**Instructions for the task**
Output an exact reproduction of the data.

* BEGIN Data listing *

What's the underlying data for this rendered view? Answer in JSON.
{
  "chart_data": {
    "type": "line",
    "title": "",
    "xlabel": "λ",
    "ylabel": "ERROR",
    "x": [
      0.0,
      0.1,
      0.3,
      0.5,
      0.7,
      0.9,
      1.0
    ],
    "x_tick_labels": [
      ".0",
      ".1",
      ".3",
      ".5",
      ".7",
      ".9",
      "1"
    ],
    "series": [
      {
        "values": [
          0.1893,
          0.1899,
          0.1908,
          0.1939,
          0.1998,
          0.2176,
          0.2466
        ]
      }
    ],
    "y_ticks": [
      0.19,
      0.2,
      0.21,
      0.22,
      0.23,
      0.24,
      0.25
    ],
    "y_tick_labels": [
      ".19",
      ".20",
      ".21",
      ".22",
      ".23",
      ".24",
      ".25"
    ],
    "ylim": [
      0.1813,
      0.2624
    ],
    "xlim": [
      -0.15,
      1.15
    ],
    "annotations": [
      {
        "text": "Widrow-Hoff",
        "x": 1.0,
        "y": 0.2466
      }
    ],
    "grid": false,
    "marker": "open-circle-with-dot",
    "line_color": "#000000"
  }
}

* END Data listing *

**Task answer**
What's the underlying data for this rendered view? Answer in JSON.
{
  "chart_data": {
    "type": "line",
    "title": "",
    "xlabel": "λ",
    "ylabel": "ERROR",
    "x": [
      0.0,
      0.1,
      0.3,
      0.5,
      0.7,
      0.9,
      1.0
    ],
    "x_tick_labels": [
      ".0",
      ".1",
      ".3",
      ".5",
      ".7",
      ".9",
      "1"
    ],
    "series": [
      {
        "values": [
          0.1893,
          0.1899,
          0.1908,
          0.1939,
          0.1998,
          0.2176,
          0.2466
        ]
      }
    ],
    "y_ticks": [
      0.19,
      0.2,
      0.21,
      0.22,
      0.23,
      0.24,
      0.25
    ],
    "y_tick_labels": [
      ".19",
      ".20",
      ".21",
      ".22",
      ".23",
      ".24",
      ".25"
    ],
    "ylim": [
      0.1813,
      0.2624
    ],
    "xlim": [
      -0.15,
      1.15
    ],
    "annotations": [
      {
        "text": "Widrow-Hoff",
        "x": 1.0,
        "y": 0.2466
      }
    ],
    "grid": false,
    "marker": "open-circle-with-dot",
    "line_color": "#000000"
  }
}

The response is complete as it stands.